* Begin RECORDS FOR THE TASK *

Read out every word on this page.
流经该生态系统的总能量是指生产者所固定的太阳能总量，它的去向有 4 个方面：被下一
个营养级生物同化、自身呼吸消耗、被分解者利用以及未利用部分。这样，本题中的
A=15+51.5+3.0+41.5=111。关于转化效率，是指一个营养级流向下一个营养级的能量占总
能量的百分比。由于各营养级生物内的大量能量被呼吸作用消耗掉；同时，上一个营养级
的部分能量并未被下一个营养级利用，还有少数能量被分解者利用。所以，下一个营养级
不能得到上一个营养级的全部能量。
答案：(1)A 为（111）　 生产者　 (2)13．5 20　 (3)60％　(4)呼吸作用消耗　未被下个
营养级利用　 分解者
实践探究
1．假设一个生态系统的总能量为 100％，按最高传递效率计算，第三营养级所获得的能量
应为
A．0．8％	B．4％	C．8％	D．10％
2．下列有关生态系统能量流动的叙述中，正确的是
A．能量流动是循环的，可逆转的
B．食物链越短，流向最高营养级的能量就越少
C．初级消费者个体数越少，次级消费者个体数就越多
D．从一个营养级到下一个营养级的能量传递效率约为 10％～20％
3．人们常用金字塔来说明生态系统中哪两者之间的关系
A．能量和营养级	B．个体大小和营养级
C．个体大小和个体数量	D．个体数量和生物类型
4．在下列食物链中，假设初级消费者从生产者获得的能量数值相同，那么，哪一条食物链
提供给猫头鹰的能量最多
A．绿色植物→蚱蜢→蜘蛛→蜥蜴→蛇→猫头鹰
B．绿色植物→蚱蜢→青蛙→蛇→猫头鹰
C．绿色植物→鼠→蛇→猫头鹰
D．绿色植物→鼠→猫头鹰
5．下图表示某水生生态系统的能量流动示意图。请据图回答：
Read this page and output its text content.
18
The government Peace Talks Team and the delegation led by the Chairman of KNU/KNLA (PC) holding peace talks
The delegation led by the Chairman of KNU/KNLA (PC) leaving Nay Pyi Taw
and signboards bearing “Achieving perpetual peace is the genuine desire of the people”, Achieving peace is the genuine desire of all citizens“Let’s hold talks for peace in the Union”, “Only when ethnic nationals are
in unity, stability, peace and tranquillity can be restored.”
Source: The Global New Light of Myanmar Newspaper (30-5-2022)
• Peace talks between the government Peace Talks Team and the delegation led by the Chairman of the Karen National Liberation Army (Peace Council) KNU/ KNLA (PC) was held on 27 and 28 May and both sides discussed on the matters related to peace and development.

* End RECORDS FOR THE TASK *

EXERCISE BRIEF
Go through the records and pull out each line that includes the word "this".

SOLUTION BELOW
Read out every word on this page.
Read this page and output its text content.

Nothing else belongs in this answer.